▶ _Stated exercise_
Output the full listing word for word.

Dataset records:
· · · · · · ·
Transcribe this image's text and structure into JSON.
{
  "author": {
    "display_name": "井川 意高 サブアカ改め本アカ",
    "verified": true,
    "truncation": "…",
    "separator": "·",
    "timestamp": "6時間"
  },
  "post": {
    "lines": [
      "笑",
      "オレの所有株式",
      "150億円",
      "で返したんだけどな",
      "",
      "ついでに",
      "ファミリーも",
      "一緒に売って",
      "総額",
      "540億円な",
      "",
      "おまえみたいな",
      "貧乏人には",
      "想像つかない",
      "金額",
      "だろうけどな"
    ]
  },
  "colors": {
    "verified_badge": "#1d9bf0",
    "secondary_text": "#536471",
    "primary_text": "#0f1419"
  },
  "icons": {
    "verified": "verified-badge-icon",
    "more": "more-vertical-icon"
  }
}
· · · · · · ·
▶ _Worked solution_
Transcribe this image's text and structure into JSON.
{
  "author": {
    "display_name": "井川 意高 サブアカ改め本アカ",
    "verified": true,
    "truncation": "…",
    "separator": "·",
    "timestamp": "6時間"
  },
  "post": {
    "lines": [
      "笑",
      "オレの所有株式",
      "150億円",
      "で返したんだけどな",
      "",
      "ついでに",
      "ファミリーも",
      "一緒に売って",
      "総額",
      "540億円な",
      "",
      "おまえみたいな",
      "貧乏人には",
      "想像つかない",
      "金額",
      "だろうけどな"
    ]
  },
  "colors": {
    "verified_badge": "#1d9bf0",
    "secondary_text": "#536471",
    "primary_text": "#0f1419"
  },
  "icons": {
    "verified": "verified-badge-icon",
    "more": "more-vertical-icon"
  }
}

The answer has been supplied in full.